- **Task to carry out**: The records that follow are to be repeated without alteration.

- **Entries**:
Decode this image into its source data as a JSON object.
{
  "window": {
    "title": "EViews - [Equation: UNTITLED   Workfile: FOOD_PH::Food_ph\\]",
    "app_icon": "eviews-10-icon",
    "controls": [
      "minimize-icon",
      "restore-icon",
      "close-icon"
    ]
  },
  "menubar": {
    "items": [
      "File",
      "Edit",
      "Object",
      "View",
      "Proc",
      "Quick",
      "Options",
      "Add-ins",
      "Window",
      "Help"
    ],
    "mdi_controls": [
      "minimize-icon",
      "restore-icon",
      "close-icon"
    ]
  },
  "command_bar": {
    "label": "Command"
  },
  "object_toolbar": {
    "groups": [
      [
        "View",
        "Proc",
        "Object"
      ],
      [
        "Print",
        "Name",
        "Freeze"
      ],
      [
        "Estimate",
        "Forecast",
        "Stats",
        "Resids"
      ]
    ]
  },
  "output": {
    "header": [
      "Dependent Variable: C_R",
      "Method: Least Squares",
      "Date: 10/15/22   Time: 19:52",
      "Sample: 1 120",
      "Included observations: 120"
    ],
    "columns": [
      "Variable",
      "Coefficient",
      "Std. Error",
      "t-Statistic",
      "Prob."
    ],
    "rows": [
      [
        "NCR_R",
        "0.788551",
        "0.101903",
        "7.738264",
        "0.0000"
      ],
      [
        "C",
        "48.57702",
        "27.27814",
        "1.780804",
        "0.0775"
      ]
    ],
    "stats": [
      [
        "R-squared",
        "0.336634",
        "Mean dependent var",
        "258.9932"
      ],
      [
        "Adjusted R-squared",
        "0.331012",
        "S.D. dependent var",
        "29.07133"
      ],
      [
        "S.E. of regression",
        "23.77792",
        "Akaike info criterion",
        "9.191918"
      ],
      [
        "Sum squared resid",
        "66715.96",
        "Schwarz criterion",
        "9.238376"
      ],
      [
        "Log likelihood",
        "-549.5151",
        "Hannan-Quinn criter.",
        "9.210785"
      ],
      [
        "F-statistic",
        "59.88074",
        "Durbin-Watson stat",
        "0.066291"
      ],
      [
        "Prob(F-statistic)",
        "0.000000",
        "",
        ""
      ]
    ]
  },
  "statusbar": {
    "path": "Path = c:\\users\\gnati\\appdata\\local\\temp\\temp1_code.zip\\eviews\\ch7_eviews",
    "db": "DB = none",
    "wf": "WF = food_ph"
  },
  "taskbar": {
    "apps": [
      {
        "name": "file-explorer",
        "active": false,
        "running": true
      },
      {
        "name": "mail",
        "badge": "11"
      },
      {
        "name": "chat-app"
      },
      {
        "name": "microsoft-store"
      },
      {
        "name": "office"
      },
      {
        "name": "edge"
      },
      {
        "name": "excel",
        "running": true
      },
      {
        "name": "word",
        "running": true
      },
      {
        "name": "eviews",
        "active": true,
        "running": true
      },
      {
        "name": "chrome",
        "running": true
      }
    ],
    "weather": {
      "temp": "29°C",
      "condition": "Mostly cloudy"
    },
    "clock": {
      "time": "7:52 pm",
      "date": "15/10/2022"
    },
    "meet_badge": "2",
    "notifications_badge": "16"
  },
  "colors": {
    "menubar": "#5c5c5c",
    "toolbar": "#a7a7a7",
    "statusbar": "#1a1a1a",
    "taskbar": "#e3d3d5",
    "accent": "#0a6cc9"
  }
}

- **Full answer**:
Decode this image into its source data as a JSON object.
{
  "window": {
    "title": "EViews - [Equation: UNTITLED   Workfile: FOOD_PH::Food_ph\\]",
    "app_icon": "eviews-10-icon",
    "controls": [
      "minimize-icon",
      "restore-icon",
      "close-icon"
    ]
  },
  "menubar": {
    "items": [
      "File",
      "Edit",
      "Object",
      "View",
      "Proc",
      "Quick",
      "Options",
      "Add-ins",
      "Window",
      "Help"
    ],
    "mdi_controls": [
      "minimize-icon",
      "restore-icon",
      "close-icon"
    ]
  },
  "command_bar": {
    "label": "Command"
  },
  "object_toolbar": {
    "groups": [
      [
        "View",
        "Proc",
        "Object"
      ],
      [
        "Print",
        "Name",
        "Freeze"
      ],
      [
        "Estimate",
        "Forecast",
        "Stats",
        "Resids"
      ]
    ]
  },
  "output": {
    "header": [
      "Dependent Variable: C_R",
      "Method: Least Squares",
      "Date: 10/15/22   Time: 19:52",
      "Sample: 1 120",
      "Included observations: 120"
    ],
    "columns": [
      "Variable",
      "Coefficient",
      "Std. Error",
      "t-Statistic",
      "Prob."
    ],
    "rows": [
      [
        "NCR_R",
        "0.788551",
        "0.101903",
        "7.738264",
        "0.0000"
      ],
      [
        "C",
        "48.57702",
        "27.27814",
        "1.780804",
        "0.0775"
      ]
    ],
    "stats": [
      [
        "R-squared",
        "0.336634",
        "Mean dependent var",
        "258.9932"
      ],
      [
        "Adjusted R-squared",
        "0.331012",
        "S.D. dependent var",
        "29.07133"
      ],
      [
        "S.E. of regression",
        "23.77792",
        "Akaike info criterion",
        "9.191918"
      ],
      [
        "Sum squared resid",
        "66715.96",
        "Schwarz criterion",
        "9.238376"
      ],
      [
        "Log likelihood",
        "-549.5151",
        "Hannan-Quinn criter.",
        "9.210785"
      ],
      [
        "F-statistic",
        "59.88074",
        "Durbin-Watson stat",
        "0.066291"
      ],
      [
        "Prob(F-statistic)",
        "0.000000",
        "",
        ""
      ]
    ]
  },
  "statusbar": {
    "path": "Path = c:\\users\\gnati\\appdata\\local\\temp\\temp1_code.zip\\eviews\\ch7_eviews",
    "db": "DB = none",
    "wf": "WF = food_ph"
  },
  "taskbar": {
    "apps": [
      {
        "name": "file-explorer",
        "active": false,
        "running": true
      },
      {
        "name": "mail",
        "badge": "11"
      },
      {
        "name": "chat-app"
      },
      {
        "name": "microsoft-store"
      },
      {
        "name": "office"
      },
      {
        "name": "edge"
      },
      {
        "name": "excel",
        "running": true
      },
      {
        "name": "word",
        "running": true
      },
      {
        "name": "eviews",
        "active": true,
        "running": true
      },
      {
        "name": "chrome",
        "running": true
      }
    ],
    "weather": {
      "temp": "29°C",
      "condition": "Mostly cloudy"
    },
    "clock": {
      "time": "7:52 pm",
      "date": "15/10/2022"
    },
    "meet_badge": "2",
    "notifications_badge": "16"
  },
  "colors": {
    "menubar": "#5c5c5c",
    "toolbar": "#a7a7a7",
    "statusbar": "#1a1a1a",
    "taskbar": "#e3d3d5",
    "accent": "#0a6cc9"
  }
}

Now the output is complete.